*What you are asked to do*: From the entries below, count the lines with "frac". Write only the count.

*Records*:
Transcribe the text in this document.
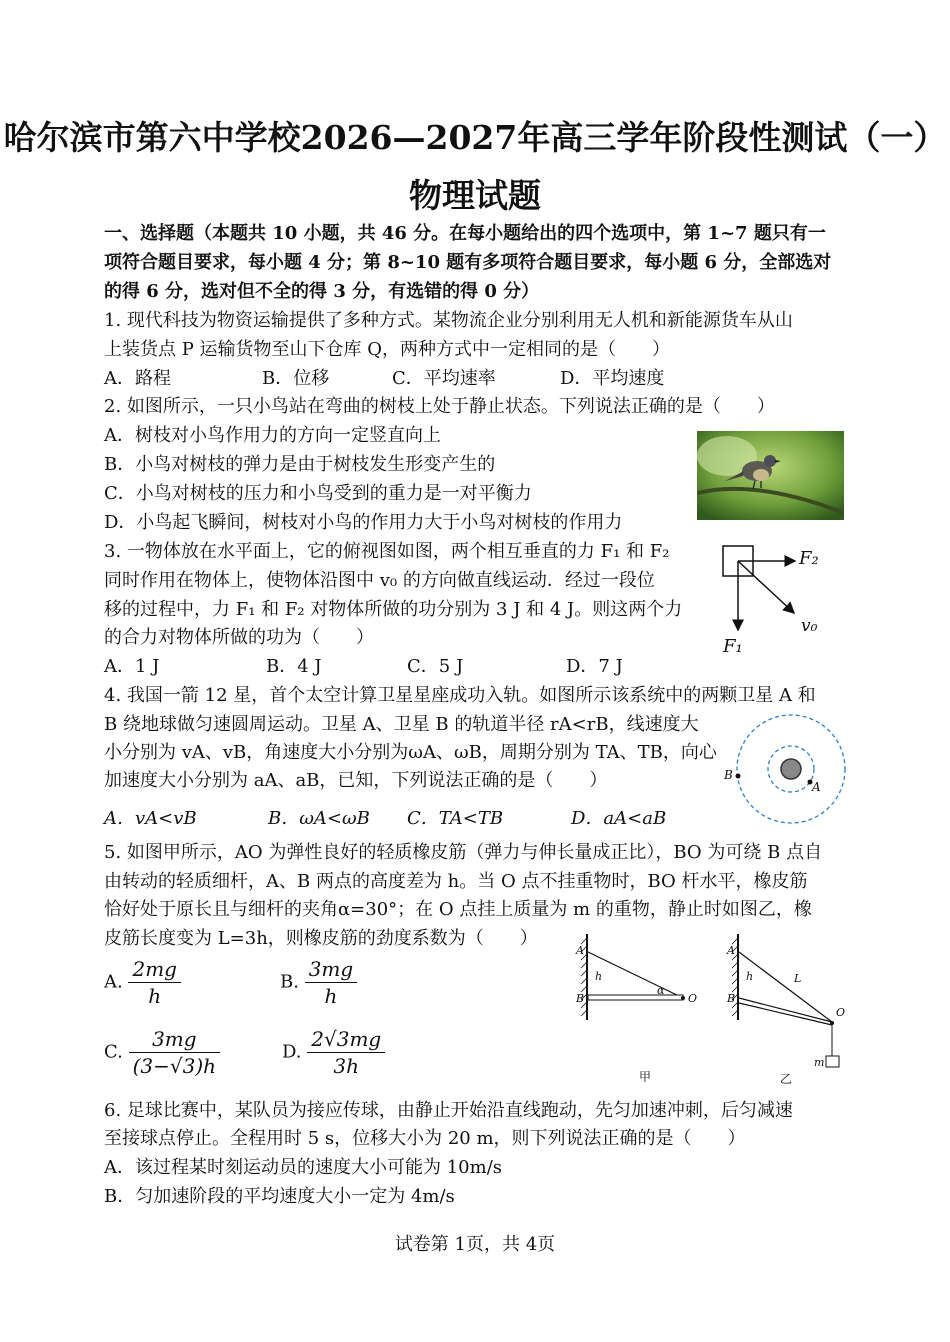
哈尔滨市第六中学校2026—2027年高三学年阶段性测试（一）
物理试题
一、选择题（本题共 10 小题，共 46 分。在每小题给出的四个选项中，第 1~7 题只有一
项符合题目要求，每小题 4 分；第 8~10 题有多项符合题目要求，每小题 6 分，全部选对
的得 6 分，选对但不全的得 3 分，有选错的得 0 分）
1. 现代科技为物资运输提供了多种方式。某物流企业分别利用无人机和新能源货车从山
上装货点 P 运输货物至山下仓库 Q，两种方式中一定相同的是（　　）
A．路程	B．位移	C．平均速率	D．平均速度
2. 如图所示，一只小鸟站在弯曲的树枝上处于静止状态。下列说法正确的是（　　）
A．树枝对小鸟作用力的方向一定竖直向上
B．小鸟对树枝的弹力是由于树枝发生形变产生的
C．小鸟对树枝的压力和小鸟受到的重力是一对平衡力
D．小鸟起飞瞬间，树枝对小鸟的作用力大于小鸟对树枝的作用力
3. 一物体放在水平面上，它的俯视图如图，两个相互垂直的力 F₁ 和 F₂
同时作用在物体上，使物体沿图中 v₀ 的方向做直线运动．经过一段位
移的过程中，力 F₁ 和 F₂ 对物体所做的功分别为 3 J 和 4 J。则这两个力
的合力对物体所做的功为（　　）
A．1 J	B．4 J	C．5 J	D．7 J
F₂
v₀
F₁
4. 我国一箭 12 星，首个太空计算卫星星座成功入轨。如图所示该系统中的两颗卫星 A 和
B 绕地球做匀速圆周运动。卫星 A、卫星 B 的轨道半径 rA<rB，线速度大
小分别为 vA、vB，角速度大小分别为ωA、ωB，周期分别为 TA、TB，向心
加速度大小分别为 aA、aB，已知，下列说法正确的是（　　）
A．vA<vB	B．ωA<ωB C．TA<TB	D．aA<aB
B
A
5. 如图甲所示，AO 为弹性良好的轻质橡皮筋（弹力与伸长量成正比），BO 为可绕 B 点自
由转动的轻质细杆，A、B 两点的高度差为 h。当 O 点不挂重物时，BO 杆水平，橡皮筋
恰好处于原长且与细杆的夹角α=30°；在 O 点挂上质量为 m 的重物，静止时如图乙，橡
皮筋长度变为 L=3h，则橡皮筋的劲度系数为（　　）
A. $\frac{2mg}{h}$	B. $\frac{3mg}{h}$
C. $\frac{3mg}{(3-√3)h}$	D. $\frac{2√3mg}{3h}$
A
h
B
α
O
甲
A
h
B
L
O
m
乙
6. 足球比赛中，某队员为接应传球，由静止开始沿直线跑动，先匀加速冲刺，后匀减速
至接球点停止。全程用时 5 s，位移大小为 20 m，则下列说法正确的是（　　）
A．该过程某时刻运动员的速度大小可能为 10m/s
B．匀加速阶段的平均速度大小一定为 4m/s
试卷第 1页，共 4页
---
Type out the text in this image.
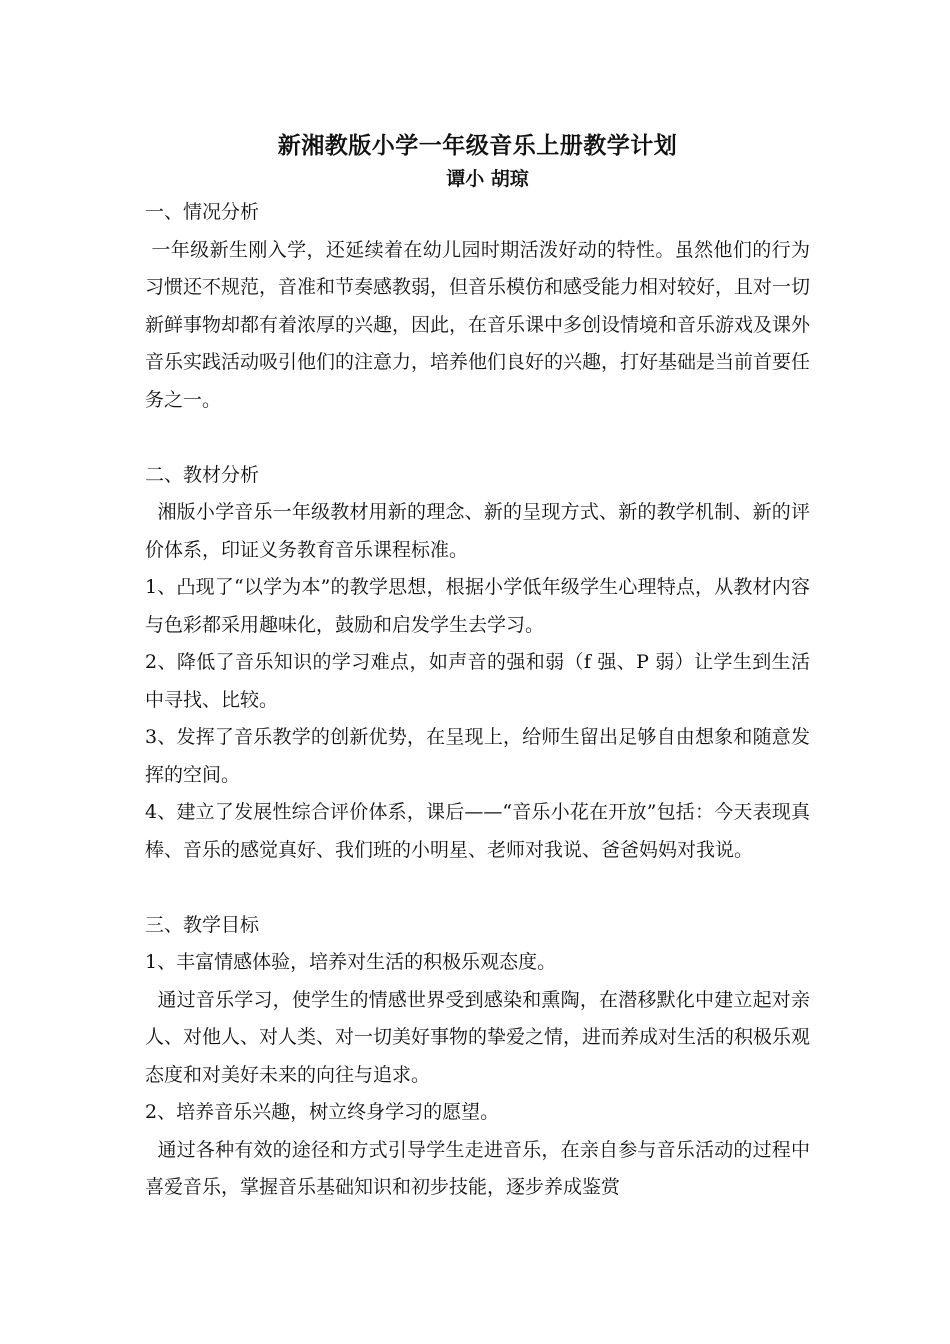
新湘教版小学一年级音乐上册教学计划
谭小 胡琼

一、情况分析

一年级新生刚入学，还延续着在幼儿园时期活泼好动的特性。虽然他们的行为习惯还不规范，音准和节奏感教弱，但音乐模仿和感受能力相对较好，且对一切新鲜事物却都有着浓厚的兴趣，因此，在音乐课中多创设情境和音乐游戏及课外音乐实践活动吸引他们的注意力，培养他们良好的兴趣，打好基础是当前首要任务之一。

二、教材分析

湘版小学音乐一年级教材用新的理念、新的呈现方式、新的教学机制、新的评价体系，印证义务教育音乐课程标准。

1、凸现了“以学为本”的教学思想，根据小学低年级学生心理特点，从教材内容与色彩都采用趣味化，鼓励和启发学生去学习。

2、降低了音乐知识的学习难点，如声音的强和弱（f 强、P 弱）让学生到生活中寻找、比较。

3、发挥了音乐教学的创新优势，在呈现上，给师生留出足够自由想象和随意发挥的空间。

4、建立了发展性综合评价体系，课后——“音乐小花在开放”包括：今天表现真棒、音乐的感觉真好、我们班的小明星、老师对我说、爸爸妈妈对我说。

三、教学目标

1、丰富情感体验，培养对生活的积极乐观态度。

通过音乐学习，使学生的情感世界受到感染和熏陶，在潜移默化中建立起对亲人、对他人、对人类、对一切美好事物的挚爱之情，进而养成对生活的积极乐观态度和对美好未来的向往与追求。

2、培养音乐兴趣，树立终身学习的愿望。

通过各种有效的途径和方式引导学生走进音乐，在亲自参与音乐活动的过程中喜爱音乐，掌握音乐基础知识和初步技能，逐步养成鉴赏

*Output for this task*: 2